→ Directive: Exclude all pictures, then copy each of the records exactly as written.

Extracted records
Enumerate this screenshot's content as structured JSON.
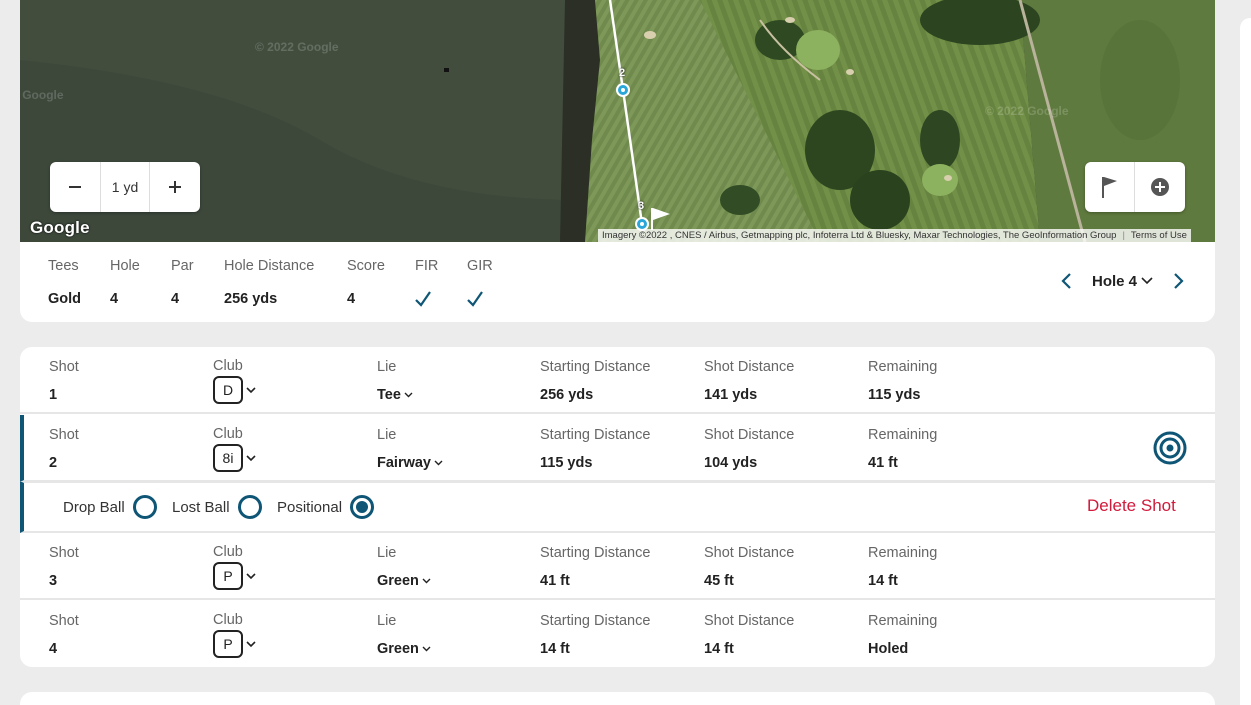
{
  "map": {
    "zoom_out_icon": "minus-icon",
    "zoom_value": "1 yd",
    "zoom_in_icon": "plus-icon",
    "flag_tool_icon": "flag-icon",
    "add_tool_icon": "plus-circle-icon",
    "google_logo": "Google",
    "attribution": "Imagery ©2022 , CNES / Airbus, Getmapping plc, Infoterra Ltd & Bluesky, Maxar Technologies, The GeoInformation Group",
    "terms": "Terms of Use",
    "watermarks": [
      "© 2022 Google",
      "© 2022 Google",
      "© 2022 Google"
    ],
    "shot_markers": [
      "2",
      "3"
    ]
  },
  "hole_info": {
    "columns": [
      {
        "label": "Tees",
        "value": "Gold"
      },
      {
        "label": "Hole",
        "value": "4"
      },
      {
        "label": "Par",
        "value": "4"
      },
      {
        "label": "Hole Distance",
        "value": "256 yds"
      },
      {
        "label": "Score",
        "value": "4"
      },
      {
        "label": "FIR",
        "value": "check-icon"
      },
      {
        "label": "GIR",
        "value": "check-icon"
      }
    ],
    "nav": {
      "prev_icon": "chevron-left-icon",
      "label": "Hole 4",
      "next_icon": "chevron-right-icon"
    }
  },
  "shots": {
    "headers": {
      "shot": "Shot",
      "club": "Club",
      "lie": "Lie",
      "starting": "Starting Distance",
      "shot_distance": "Shot Distance",
      "remaining": "Remaining"
    },
    "rows": [
      {
        "shot": "1",
        "club": "D",
        "lie": "Tee",
        "starting": "256 yds",
        "shot_distance": "141 yds",
        "remaining": "115 yds"
      },
      {
        "shot": "2",
        "club": "8i",
        "lie": "Fairway",
        "starting": "115 yds",
        "shot_distance": "104 yds",
        "remaining": "41 ft"
      },
      {
        "shot": "3",
        "club": "P",
        "lie": "Green",
        "starting": "41 ft",
        "shot_distance": "45 ft",
        "remaining": "14 ft"
      },
      {
        "shot": "4",
        "club": "P",
        "lie": "Green",
        "starting": "14 ft",
        "shot_distance": "14 ft",
        "remaining": "Holed"
      }
    ],
    "active_options": {
      "drop_ball": "Drop Ball",
      "lost_ball": "Lost Ball",
      "positional": "Positional",
      "selected": "Positional",
      "delete": "Delete Shot"
    }
  },
  "colors": {
    "accent": "#0f5676",
    "danger": "#d11a3c",
    "marker": "#2aa7d8"
  }
}
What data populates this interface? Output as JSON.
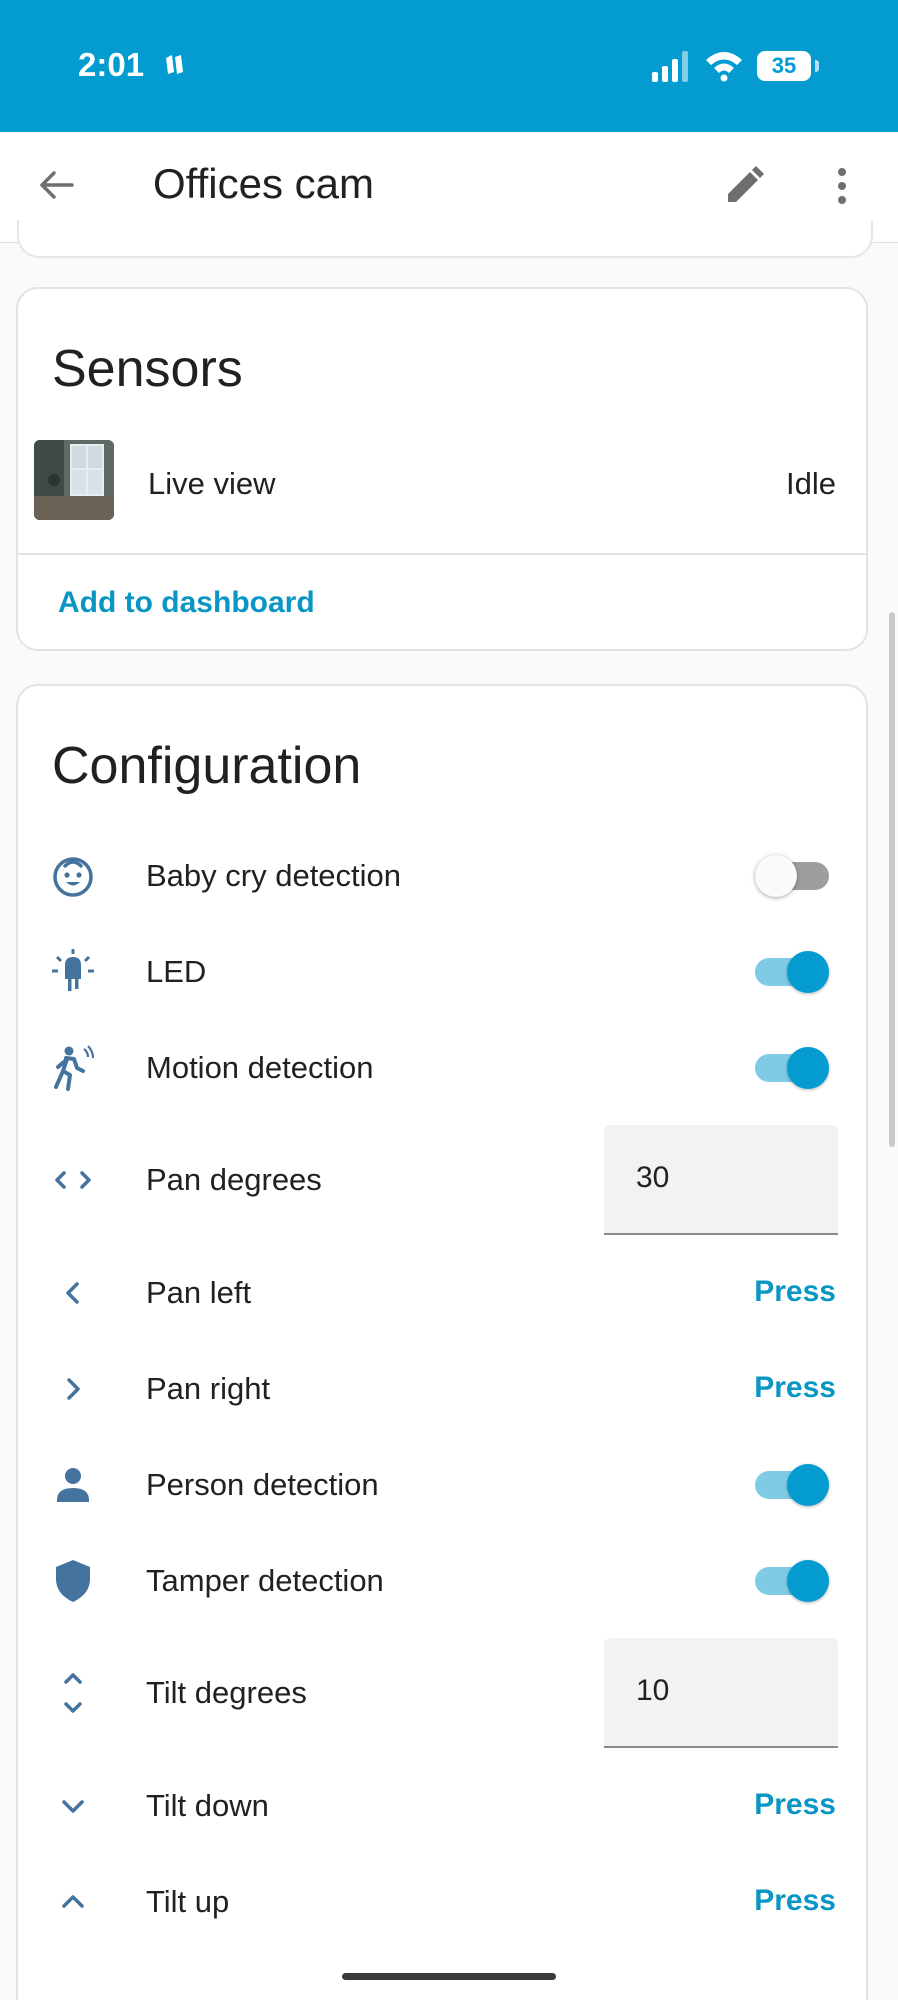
{
  "status_bar": {
    "time": "2:01",
    "battery": "35"
  },
  "app_bar": {
    "title": "Offices cam"
  },
  "sensors": {
    "title": "Sensors",
    "item": {
      "label": "Live view",
      "state": "Idle"
    },
    "add_link": "Add to dashboard"
  },
  "configuration": {
    "title": "Configuration",
    "items": [
      {
        "label": "Baby cry detection",
        "type": "toggle",
        "on": false,
        "icon": "baby-face-icon"
      },
      {
        "label": "LED",
        "type": "toggle",
        "on": true,
        "icon": "led-icon"
      },
      {
        "label": "Motion detection",
        "type": "toggle",
        "on": true,
        "icon": "motion-sensor-icon"
      },
      {
        "label": "Pan degrees",
        "type": "number",
        "value": "30",
        "icon": "pan-horizontal-icon"
      },
      {
        "label": "Pan left",
        "type": "button",
        "action": "Press",
        "icon": "chevron-left-icon"
      },
      {
        "label": "Pan right",
        "type": "button",
        "action": "Press",
        "icon": "chevron-right-icon"
      },
      {
        "label": "Person detection",
        "type": "toggle",
        "on": true,
        "icon": "person-icon"
      },
      {
        "label": "Tamper detection",
        "type": "toggle",
        "on": true,
        "icon": "shield-icon"
      },
      {
        "label": "Tilt degrees",
        "type": "number",
        "value": "10",
        "icon": "pan-vertical-icon"
      },
      {
        "label": "Tilt down",
        "type": "button",
        "action": "Press",
        "icon": "chevron-down-icon"
      },
      {
        "label": "Tilt up",
        "type": "button",
        "action": "Press",
        "icon": "chevron-up-icon"
      }
    ]
  },
  "colors": {
    "accent": "#039bd0",
    "icon": "#44739e",
    "link": "#0a96c4"
  }
}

→ Answer:
Enumerate this screenshot's content as structured JSON.
{
  "map": {
    "zoom_out_icon": "minus-icon",
    "zoom_value": "1 yd",
    "zoom_in_icon": "plus-icon",
    "flag_tool_icon": "flag-icon",
    "add_tool_icon": "plus-circle-icon",
    "google_logo": "Google",
    "attribution": "Imagery ©2022 , CNES / Airbus, Getmapping plc, Infoterra Ltd & Bluesky, Maxar Technologies, The GeoInformation Group",
    "terms": "Terms of Use",
    "watermarks": [
      "© 2022 Google",
      "© 2022 Google",
      "© 2022 Google"
    ],
    "shot_markers": [
      "2",
      "3"
    ]
  },
  "hole_info": {
    "columns": [
      {
        "label": "Tees",
        "value": "Gold"
      },
      {
        "label": "Hole",
        "value": "4"
      },
      {
        "label": "Par",
        "value": "4"
      },
      {
        "label": "Hole Distance",
        "value": "256 yds"
      },
      {
        "label": "Score",
        "value": "4"
      },
      {
        "label": "FIR",
        "value": "check-icon"
      },
      {
        "label": "GIR",
        "value": "check-icon"
      }
    ],
    "nav": {
      "prev_icon": "chevron-left-icon",
      "label": "Hole 4",
      "next_icon": "chevron-right-icon"
    }
  },
  "shots": {
    "headers": {
      "shot": "Shot",
      "club": "Club",
      "lie": "Lie",
      "starting": "Starting Distance",
      "shot_distance": "Shot Distance",
      "remaining": "Remaining"
    },
    "rows": [
      {
        "shot": "1",
        "club": "D",
        "lie": "Tee",
        "starting": "256 yds",
        "shot_distance": "141 yds",
        "remaining": "115 yds"
      },
      {
        "shot": "2",
        "club": "8i",
        "lie": "Fairway",
        "starting": "115 yds",
        "shot_distance": "104 yds",
        "remaining": "41 ft"
      },
      {
        "shot": "3",
        "club": "P",
        "lie": "Green",
        "starting": "41 ft",
        "shot_distance": "45 ft",
        "remaining": "14 ft"
      },
      {
        "shot": "4",
        "club": "P",
        "lie": "Green",
        "starting": "14 ft",
        "shot_distance": "14 ft",
        "remaining": "Holed"
      }
    ],
    "active_options": {
      "drop_ball": "Drop Ball",
      "lost_ball": "Lost Ball",
      "positional": "Positional",
      "selected": "Positional",
      "delete": "Delete Shot"
    }
  },
  "colors": {
    "accent": "#0f5676",
    "danger": "#d11a3c",
    "marker": "#2aa7d8"
  }
}
What data populates this interface? Output as JSON.
{
  "status_bar": {
    "time": "2:01",
    "battery": "35"
  },
  "app_bar": {
    "title": "Offices cam"
  },
  "sensors": {
    "title": "Sensors",
    "item": {
      "label": "Live view",
      "state": "Idle"
    },
    "add_link": "Add to dashboard"
  },
  "configuration": {
    "title": "Configuration",
    "items": [
      {
        "label": "Baby cry detection",
        "type": "toggle",
        "on": false,
        "icon": "baby-face-icon"
      },
      {
        "label": "LED",
        "type": "toggle",
        "on": true,
        "icon": "led-icon"
      },
      {
        "label": "Motion detection",
        "type": "toggle",
        "on": true,
        "icon": "motion-sensor-icon"
      },
      {
        "label": "Pan degrees",
        "type": "number",
        "value": "30",
        "icon": "pan-horizontal-icon"
      },
      {
        "label": "Pan left",
        "type": "button",
        "action": "Press",
        "icon": "chevron-left-icon"
      },
      {
        "label": "Pan right",
        "type": "button",
        "action": "Press",
        "icon": "chevron-right-icon"
      },
      {
        "label": "Person detection",
        "type": "toggle",
        "on": true,
        "icon": "person-icon"
      },
      {
        "label": "Tamper detection",
        "type": "toggle",
        "on": true,
        "icon": "shield-icon"
      },
      {
        "label": "Tilt degrees",
        "type": "number",
        "value": "10",
        "icon": "pan-vertical-icon"
      },
      {
        "label": "Tilt down",
        "type": "button",
        "action": "Press",
        "icon": "chevron-down-icon"
      },
      {
        "label": "Tilt up",
        "type": "button",
        "action": "Press",
        "icon": "chevron-up-icon"
      }
    ]
  },
  "colors": {
    "accent": "#039bd0",
    "icon": "#44739e",
    "link": "#0a96c4"
  }
}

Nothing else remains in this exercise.